### WHAT THE TASK REQUIRES:
Find every line in the records that holds the string "サイトメニュー". Copy each one.

### RECORDS FOR PROCESSING:
>> start
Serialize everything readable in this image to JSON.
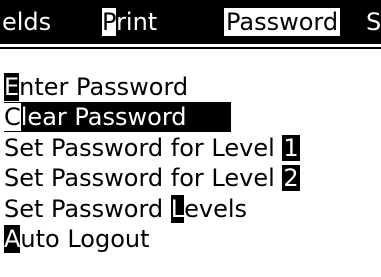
{
  "menubar": {
    "items": [
      {
        "label": "elds",
        "hotkey": "",
        "rest": ""
      },
      {
        "label": "rint",
        "hotkey": "P",
        "rest": ""
      },
      {
        "label": "Password",
        "hotkey": "",
        "rest": ""
      },
      {
        "label": "S",
        "hotkey": "",
        "rest": ""
      }
    ]
  },
  "menu": {
    "items": [
      {
        "first": "E",
        "rest": "nter Password"
      },
      {
        "first": "C",
        "rest": "lear Password"
      },
      {
        "text": "Set Password for Level ",
        "level": "1"
      },
      {
        "text": "Set Password for Level ",
        "level": "2"
      },
      {
        "pre": "Set Password ",
        "hot": "L",
        "post": "evels"
      },
      {
        "first": "A",
        "rest": "uto Logout"
      }
    ]
  }
}
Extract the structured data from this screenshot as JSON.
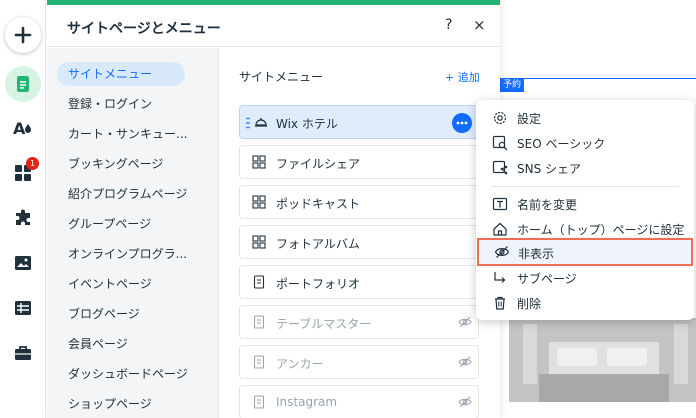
{
  "rail": {
    "items": [
      {
        "name": "add"
      },
      {
        "name": "pages"
      },
      {
        "name": "theme"
      },
      {
        "name": "apps",
        "badge": "1"
      },
      {
        "name": "plugins"
      },
      {
        "name": "media"
      },
      {
        "name": "table"
      },
      {
        "name": "business"
      }
    ]
  },
  "panel": {
    "title": "サイトページとメニュー",
    "help": "?",
    "close": "×",
    "categories": [
      "サイトメニュー",
      "登録・ログイン",
      "カート・サンキュー...",
      "ブッキングページ",
      "紹介プログラムページ",
      "グループページ",
      "オンラインプログラ...",
      "イベントページ",
      "ブログページ",
      "会員ページ",
      "ダッシュボードページ",
      "ショップページ"
    ],
    "active_category": "サイトメニュー",
    "menu_title": "サイトメニュー",
    "add_label": "+ 追加",
    "menu_items": [
      {
        "label": "Wix ホテル",
        "icon": "hotel-icon",
        "selected": true,
        "hidden": false
      },
      {
        "label": "ファイルシェア",
        "icon": "app-icon",
        "selected": false,
        "hidden": false
      },
      {
        "label": "ポッドキャスト",
        "icon": "app-icon",
        "selected": false,
        "hidden": false
      },
      {
        "label": "フォトアルバム",
        "icon": "app-icon",
        "selected": false,
        "hidden": false
      },
      {
        "label": "ポートフォリオ",
        "icon": "page-icon",
        "selected": false,
        "hidden": false
      },
      {
        "label": "テーブルマスター",
        "icon": "page-icon",
        "selected": false,
        "hidden": true
      },
      {
        "label": "アンカー",
        "icon": "page-icon",
        "selected": false,
        "hidden": true
      },
      {
        "label": "Instagram",
        "icon": "page-icon",
        "selected": false,
        "hidden": true
      }
    ]
  },
  "context_menu": {
    "items": [
      {
        "label": "設定",
        "icon": "gear-icon"
      },
      {
        "label": "SEO ベーシック",
        "icon": "seo-icon"
      },
      {
        "label": "SNS シェア",
        "icon": "share-icon"
      },
      {
        "label": "名前を変更",
        "icon": "rename-icon"
      },
      {
        "label": "ホーム（トップ）ページに設定",
        "icon": "home-icon"
      },
      {
        "label": "非表示",
        "icon": "eye-hidden-icon",
        "highlighted": true
      },
      {
        "label": "サブページ",
        "icon": "subpage-icon"
      },
      {
        "label": "削除",
        "icon": "trash-icon"
      }
    ]
  },
  "canvas": {
    "tag": "予約"
  },
  "colors": {
    "accent": "#116dff",
    "brand_green": "#22b573",
    "highlight_border": "#ef6c55",
    "badge_red": "#e62214"
  }
}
>> end
### RESULT BELOW:
      "サイトメニュー",
    "active_category": "サイトメニュー",
    "menu_title": "サイトメニュー",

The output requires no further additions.